Saved entries:
>>>>

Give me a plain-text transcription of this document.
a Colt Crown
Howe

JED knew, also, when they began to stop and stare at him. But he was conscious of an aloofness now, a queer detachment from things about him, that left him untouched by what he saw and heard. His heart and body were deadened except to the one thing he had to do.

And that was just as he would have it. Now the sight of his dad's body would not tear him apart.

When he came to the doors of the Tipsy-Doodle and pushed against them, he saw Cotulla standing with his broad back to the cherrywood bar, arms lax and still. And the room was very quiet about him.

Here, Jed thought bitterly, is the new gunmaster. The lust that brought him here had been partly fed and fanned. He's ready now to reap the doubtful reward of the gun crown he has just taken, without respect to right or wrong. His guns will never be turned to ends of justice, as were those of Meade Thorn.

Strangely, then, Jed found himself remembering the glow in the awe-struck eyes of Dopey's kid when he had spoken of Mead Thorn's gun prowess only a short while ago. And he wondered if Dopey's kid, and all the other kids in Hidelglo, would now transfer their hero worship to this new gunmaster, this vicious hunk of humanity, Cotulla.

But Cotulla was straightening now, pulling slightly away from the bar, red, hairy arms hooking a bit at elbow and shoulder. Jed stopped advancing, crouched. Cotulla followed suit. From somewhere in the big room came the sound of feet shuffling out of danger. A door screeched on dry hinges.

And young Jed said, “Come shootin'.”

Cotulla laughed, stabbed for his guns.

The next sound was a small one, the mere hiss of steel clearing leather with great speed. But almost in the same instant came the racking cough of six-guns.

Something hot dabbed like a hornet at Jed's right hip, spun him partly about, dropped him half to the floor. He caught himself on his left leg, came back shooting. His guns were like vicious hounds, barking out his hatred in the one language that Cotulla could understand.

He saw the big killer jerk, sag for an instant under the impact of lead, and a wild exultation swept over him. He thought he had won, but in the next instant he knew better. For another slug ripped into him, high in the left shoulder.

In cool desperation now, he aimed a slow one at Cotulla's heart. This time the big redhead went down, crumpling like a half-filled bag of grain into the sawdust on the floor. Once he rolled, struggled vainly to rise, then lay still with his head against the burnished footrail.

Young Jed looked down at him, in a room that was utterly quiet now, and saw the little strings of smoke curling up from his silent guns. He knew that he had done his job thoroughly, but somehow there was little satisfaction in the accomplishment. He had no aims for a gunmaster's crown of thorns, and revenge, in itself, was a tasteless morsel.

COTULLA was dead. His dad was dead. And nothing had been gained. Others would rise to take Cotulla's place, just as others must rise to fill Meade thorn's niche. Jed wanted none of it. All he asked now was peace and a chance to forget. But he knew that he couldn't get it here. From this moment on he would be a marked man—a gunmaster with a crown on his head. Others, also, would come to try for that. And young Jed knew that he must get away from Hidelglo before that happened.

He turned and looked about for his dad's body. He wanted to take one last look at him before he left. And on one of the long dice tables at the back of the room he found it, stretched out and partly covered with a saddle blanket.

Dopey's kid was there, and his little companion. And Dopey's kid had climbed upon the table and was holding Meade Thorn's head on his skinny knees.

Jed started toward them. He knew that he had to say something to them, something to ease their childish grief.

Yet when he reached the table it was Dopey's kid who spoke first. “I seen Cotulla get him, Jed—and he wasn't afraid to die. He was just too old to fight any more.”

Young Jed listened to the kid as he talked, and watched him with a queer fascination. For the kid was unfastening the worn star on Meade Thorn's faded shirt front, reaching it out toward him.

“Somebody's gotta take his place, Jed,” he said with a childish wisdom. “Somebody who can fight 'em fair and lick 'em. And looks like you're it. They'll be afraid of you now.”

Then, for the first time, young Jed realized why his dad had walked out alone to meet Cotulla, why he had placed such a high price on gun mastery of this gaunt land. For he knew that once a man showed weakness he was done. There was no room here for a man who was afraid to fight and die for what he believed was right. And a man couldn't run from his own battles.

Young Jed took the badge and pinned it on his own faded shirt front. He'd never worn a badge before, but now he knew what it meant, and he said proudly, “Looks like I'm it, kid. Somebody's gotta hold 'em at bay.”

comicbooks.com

<<<<

### TASK GOAL
Give only a number: how many lines of the data hold the string "himself"?

### EXERCISE RESPONSE
2